Your goal: Copy out each line in the material below that has the word "Marina".

Stored data entries
|---|

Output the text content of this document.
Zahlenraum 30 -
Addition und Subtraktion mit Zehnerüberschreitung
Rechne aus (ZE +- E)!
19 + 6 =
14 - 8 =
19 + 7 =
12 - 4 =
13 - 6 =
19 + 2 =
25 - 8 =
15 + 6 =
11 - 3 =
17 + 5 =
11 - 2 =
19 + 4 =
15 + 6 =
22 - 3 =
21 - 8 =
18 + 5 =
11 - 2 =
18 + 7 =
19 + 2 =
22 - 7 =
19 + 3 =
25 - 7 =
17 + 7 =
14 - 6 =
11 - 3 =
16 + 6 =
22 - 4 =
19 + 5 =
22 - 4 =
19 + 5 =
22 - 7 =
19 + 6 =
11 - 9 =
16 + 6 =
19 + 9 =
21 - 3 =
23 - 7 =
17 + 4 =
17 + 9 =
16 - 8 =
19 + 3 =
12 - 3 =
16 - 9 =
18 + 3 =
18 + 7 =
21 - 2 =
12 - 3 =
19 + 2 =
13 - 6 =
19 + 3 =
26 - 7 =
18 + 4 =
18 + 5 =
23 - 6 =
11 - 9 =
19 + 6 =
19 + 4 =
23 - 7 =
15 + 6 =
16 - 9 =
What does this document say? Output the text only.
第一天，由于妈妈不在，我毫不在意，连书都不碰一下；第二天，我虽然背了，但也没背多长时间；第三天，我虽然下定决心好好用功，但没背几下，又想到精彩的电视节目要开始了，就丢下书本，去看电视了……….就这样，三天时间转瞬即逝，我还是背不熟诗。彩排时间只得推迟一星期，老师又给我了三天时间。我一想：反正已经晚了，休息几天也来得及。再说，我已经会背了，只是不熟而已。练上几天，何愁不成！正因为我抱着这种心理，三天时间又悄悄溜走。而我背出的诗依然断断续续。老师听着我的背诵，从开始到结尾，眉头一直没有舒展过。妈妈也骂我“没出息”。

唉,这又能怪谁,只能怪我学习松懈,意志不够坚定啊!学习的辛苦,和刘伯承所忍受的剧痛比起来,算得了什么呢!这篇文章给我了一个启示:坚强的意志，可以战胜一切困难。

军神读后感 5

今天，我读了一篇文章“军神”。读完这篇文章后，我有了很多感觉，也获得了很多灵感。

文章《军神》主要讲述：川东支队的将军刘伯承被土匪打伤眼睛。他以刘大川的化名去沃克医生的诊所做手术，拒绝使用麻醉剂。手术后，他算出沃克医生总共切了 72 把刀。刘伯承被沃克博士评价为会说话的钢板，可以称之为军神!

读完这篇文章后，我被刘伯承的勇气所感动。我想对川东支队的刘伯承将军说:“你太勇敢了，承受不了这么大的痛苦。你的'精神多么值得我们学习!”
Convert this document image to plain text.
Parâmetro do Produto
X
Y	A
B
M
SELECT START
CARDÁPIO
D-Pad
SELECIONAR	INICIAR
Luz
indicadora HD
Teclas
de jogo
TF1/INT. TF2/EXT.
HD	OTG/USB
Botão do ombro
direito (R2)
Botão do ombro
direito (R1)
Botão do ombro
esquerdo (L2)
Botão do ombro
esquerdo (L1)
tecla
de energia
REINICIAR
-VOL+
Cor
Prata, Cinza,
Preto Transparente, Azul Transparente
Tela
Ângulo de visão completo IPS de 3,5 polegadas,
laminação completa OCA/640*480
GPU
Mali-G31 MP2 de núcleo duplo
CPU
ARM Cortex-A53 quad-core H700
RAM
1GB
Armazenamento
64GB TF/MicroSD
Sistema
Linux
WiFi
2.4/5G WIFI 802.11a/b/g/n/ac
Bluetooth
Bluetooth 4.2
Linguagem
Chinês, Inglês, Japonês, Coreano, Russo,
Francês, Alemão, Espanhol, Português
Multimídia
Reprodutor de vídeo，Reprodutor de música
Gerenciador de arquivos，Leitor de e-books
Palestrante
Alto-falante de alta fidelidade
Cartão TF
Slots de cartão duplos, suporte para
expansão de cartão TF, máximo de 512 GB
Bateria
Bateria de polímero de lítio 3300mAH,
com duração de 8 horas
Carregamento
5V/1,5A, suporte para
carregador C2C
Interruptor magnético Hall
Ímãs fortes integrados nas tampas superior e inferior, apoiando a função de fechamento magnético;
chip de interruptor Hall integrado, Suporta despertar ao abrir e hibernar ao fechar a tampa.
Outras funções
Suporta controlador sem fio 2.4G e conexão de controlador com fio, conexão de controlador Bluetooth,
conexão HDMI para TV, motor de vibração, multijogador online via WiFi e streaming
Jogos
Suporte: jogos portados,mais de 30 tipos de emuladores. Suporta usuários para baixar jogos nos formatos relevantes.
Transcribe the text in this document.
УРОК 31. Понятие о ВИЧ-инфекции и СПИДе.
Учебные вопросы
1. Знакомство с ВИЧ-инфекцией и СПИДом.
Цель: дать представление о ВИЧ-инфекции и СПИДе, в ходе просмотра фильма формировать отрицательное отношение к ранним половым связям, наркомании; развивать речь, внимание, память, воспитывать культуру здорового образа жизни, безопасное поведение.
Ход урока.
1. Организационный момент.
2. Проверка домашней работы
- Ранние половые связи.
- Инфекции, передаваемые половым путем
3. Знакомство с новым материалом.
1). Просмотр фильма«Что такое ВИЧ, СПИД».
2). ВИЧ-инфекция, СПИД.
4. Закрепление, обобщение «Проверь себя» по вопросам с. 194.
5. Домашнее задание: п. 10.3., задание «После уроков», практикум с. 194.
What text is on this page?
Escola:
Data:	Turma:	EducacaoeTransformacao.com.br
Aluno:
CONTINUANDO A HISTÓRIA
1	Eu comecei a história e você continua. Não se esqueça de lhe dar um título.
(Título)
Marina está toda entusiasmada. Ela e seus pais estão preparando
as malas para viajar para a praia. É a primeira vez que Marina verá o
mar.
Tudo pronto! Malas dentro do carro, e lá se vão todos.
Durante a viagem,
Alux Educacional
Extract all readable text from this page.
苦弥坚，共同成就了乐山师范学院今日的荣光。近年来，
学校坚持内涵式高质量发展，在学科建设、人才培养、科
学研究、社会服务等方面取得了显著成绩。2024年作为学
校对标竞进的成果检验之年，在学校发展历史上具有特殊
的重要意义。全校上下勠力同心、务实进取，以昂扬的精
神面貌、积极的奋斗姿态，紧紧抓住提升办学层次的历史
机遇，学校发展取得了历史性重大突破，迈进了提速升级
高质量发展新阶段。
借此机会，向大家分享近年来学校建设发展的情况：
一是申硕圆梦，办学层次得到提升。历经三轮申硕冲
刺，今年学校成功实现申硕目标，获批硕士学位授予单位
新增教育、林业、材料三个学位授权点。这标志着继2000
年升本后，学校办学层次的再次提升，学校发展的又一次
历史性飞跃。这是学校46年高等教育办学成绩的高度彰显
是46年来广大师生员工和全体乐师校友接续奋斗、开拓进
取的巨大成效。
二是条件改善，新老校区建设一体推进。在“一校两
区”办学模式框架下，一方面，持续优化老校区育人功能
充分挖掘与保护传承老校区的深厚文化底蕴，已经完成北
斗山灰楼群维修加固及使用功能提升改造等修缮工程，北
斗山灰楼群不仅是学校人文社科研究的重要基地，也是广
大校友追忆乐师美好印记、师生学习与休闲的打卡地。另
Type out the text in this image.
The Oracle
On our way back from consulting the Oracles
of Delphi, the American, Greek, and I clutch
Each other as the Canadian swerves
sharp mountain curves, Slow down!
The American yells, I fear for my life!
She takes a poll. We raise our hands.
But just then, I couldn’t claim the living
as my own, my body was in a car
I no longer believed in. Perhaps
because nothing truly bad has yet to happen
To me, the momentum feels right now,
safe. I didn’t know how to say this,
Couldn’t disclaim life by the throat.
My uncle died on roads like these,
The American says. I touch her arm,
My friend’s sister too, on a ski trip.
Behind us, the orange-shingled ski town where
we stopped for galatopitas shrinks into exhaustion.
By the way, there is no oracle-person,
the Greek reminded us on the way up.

|---|

Full output:
Marina está toda entusiasmada. Ela e seus pais estão preparando
as malas para viajar para a praia. É a primeira vez que Marina verá o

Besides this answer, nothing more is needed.